> _WRITTEN INSTRUCTION_
Quote the listing below in its entirety, omitting every image.
---
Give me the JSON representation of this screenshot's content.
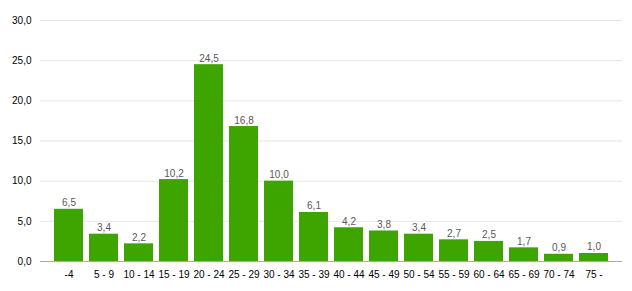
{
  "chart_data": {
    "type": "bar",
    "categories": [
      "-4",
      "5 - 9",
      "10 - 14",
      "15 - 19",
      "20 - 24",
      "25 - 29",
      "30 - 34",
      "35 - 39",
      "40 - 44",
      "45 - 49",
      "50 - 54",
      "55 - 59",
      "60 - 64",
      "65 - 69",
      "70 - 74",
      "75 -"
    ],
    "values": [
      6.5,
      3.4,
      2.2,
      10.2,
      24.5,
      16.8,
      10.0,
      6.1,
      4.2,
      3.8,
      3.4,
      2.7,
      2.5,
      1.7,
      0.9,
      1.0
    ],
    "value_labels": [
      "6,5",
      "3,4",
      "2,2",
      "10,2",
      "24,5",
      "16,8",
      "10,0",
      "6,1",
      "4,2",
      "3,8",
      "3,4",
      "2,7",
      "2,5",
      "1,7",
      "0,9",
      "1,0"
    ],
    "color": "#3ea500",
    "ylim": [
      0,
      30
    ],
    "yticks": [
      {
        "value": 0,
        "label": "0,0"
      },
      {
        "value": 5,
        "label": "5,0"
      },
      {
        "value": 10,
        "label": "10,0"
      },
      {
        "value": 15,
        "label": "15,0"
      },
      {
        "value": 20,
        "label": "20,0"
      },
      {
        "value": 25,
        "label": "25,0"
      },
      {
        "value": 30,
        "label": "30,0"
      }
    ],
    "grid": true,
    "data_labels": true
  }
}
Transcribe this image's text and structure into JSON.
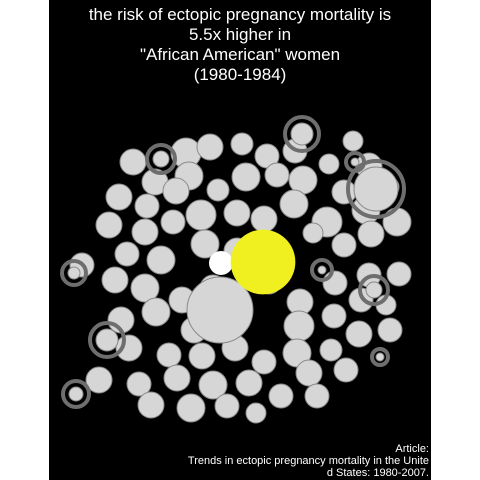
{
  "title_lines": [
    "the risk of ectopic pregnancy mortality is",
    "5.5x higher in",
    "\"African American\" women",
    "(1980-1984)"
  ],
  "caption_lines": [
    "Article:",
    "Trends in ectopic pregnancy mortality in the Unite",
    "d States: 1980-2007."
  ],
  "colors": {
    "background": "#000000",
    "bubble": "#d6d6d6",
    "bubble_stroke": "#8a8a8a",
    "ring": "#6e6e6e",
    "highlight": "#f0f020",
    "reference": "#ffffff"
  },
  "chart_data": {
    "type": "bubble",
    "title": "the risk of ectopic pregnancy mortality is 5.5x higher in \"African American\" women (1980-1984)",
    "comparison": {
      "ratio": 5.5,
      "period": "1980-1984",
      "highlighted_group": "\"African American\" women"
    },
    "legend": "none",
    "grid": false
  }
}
---
> _TASK RESULT_
Give me the JSON representation of this screenshot's content.
{
  "chart_data": {
    "type": "bar",
    "categories": [
      "-4",
      "5 - 9",
      "10 - 14",
      "15 - 19",
      "20 - 24",
      "25 - 29",
      "30 - 34",
      "35 - 39",
      "40 - 44",
      "45 - 49",
      "50 - 54",
      "55 - 59",
      "60 - 64",
      "65 - 69",
      "70 - 74",
      "75 -"
    ],
    "values": [
      6.5,
      3.4,
      2.2,
      10.2,
      24.5,
      16.8,
      10.0,
      6.1,
      4.2,
      3.8,
      3.4,
      2.7,
      2.5,
      1.7,
      0.9,
      1.0
    ],
    "value_labels": [
      "6,5",
      "3,4",
      "2,2",
      "10,2",
      "24,5",
      "16,8",
      "10,0",
      "6,1",
      "4,2",
      "3,8",
      "3,4",
      "2,7",
      "2,5",
      "1,7",
      "0,9",
      "1,0"
    ],
    "color": "#3ea500",
    "ylim": [
      0,
      30
    ],
    "yticks": [
      {
        "value": 0,
        "label": "0,0"
      },
      {
        "value": 5,
        "label": "5,0"
      },
      {
        "value": 10,
        "label": "10,0"
      },
      {
        "value": 15,
        "label": "15,0"
      },
      {
        "value": 20,
        "label": "20,0"
      },
      {
        "value": 25,
        "label": "25,0"
      },
      {
        "value": 30,
        "label": "30,0"
      }
    ],
    "grid": true,
    "data_labels": true
  }
}
Transcribe this image's text and structure into JSON.
{
  "title_lines": [
    "the risk of ectopic pregnancy mortality is",
    "5.5x higher in",
    "\"African American\" women",
    "(1980-1984)"
  ],
  "caption_lines": [
    "Article:",
    "Trends in ectopic pregnancy mortality in the Unite",
    "d States: 1980-2007."
  ],
  "colors": {
    "background": "#000000",
    "bubble": "#d6d6d6",
    "bubble_stroke": "#8a8a8a",
    "ring": "#6e6e6e",
    "highlight": "#f0f020",
    "reference": "#ffffff"
  },
  "chart_data": {
    "type": "bubble",
    "title": "the risk of ectopic pregnancy mortality is 5.5x higher in \"African American\" women (1980-1984)",
    "comparison": {
      "ratio": 5.5,
      "period": "1980-1984",
      "highlighted_group": "\"African American\" women"
    },
    "legend": "none",
    "grid": false
  }
}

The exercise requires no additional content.